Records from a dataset
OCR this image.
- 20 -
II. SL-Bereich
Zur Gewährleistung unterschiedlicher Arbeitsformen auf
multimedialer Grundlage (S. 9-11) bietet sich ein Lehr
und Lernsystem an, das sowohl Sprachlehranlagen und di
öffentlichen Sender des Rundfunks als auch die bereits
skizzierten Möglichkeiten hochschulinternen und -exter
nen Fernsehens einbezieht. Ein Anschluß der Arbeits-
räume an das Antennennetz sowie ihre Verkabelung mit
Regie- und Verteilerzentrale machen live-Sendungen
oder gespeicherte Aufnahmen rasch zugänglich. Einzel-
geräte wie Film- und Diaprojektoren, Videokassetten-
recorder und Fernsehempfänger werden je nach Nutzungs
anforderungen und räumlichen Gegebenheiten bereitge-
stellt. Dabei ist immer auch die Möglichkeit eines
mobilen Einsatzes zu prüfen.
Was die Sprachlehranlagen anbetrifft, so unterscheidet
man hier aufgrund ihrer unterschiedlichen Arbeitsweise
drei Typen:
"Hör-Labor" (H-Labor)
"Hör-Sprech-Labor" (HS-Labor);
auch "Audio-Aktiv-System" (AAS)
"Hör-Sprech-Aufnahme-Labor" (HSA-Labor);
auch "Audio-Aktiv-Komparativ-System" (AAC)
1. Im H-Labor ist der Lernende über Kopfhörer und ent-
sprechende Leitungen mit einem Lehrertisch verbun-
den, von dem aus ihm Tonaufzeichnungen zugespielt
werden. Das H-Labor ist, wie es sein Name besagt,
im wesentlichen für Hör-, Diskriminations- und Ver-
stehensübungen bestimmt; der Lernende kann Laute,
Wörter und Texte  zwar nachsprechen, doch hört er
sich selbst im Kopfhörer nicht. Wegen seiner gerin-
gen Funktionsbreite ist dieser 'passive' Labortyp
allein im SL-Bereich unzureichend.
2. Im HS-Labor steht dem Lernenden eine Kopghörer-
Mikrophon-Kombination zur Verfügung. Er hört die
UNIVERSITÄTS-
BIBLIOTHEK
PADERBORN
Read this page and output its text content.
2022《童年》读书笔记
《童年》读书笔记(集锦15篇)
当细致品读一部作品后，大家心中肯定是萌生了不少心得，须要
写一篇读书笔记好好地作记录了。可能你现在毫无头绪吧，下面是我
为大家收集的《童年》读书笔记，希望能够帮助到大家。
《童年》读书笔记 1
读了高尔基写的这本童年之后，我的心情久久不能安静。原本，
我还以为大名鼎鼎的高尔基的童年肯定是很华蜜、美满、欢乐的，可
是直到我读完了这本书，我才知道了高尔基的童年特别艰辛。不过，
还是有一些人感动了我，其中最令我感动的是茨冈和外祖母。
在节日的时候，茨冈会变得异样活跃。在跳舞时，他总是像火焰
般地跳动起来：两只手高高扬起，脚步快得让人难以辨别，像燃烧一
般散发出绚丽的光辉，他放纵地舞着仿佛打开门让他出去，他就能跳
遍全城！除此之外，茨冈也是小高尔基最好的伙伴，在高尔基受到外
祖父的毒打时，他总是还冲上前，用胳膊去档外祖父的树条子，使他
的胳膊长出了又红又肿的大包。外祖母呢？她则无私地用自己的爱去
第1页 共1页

## WORK INSTRUCTIONS
Pull every line containing the word "Kopfhörer" out of the material.

## SOLUTION
1. Im H-Labor ist der Lernende über Kopfhörer und ent-
sich selbst im Kopfhörer nicht. Wegen seiner gerin-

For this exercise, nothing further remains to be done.